> DIRECTIVE
Using the data below, repeat all of it precisely.

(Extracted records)

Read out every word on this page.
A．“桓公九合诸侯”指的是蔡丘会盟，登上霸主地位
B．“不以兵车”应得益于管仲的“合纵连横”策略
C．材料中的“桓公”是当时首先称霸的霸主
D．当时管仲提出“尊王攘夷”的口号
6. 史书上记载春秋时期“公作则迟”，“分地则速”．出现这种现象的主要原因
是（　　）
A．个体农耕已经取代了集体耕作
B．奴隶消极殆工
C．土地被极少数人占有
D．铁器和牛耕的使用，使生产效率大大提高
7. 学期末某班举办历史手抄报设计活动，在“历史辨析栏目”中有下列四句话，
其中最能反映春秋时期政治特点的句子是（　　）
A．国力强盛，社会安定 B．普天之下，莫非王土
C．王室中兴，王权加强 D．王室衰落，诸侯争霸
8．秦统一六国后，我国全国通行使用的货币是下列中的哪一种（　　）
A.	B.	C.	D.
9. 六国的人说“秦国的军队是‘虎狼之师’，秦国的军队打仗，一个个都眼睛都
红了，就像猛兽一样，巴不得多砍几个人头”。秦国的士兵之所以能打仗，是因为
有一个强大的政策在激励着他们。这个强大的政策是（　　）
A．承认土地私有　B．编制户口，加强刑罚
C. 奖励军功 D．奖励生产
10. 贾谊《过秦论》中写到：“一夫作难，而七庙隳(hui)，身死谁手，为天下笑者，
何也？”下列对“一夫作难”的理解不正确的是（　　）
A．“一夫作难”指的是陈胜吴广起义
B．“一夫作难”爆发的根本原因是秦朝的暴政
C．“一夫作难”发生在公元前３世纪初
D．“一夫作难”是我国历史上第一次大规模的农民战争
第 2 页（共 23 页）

> OUTPUT
Read out every word on this page.
A．“桓公九合诸侯”指的是蔡丘会盟，登上霸主地位
B．“不以兵车”应得益于管仲的“合纵连横”策略
C．材料中的“桓公”是当时首先称霸的霸主
D．当时管仲提出“尊王攘夷”的口号
6. 史书上记载春秋时期“公作则迟”，“分地则速”．出现这种现象的主要原因
是（　　）
A．个体农耕已经取代了集体耕作
B．奴隶消极殆工
C．土地被极少数人占有
D．铁器和牛耕的使用，使生产效率大大提高
7. 学期末某班举办历史手抄报设计活动，在“历史辨析栏目”中有下列四句话，
其中最能反映春秋时期政治特点的句子是（　　）
A．国力强盛，社会安定 B．普天之下，莫非王土
C．王室中兴，王权加强 D．王室衰落，诸侯争霸
8．秦统一六国后，我国全国通行使用的货币是下列中的哪一种（　　）
A.	B.	C.	D.
9. 六国的人说“秦国的军队是‘虎狼之师’，秦国的军队打仗，一个个都眼睛都
红了，就像猛兽一样，巴不得多砍几个人头”。秦国的士兵之所以能打仗，是因为
有一个强大的政策在激励着他们。这个强大的政策是（　　）
A．承认土地私有　B．编制户口，加强刑罚
C. 奖励军功 D．奖励生产
10. 贾谊《过秦论》中写到：“一夫作难，而七庙隳(hui)，身死谁手，为天下笑者，
何也？”下列对“一夫作难”的理解不正确的是（　　）
A．“一夫作难”指的是陈胜吴广起义
B．“一夫作难”爆发的根本原因是秦朝的暴政
C．“一夫作难”发生在公元前３世纪初
D．“一夫作难”是我国历史上第一次大规模的农民战争
第 2 页（共 23 页）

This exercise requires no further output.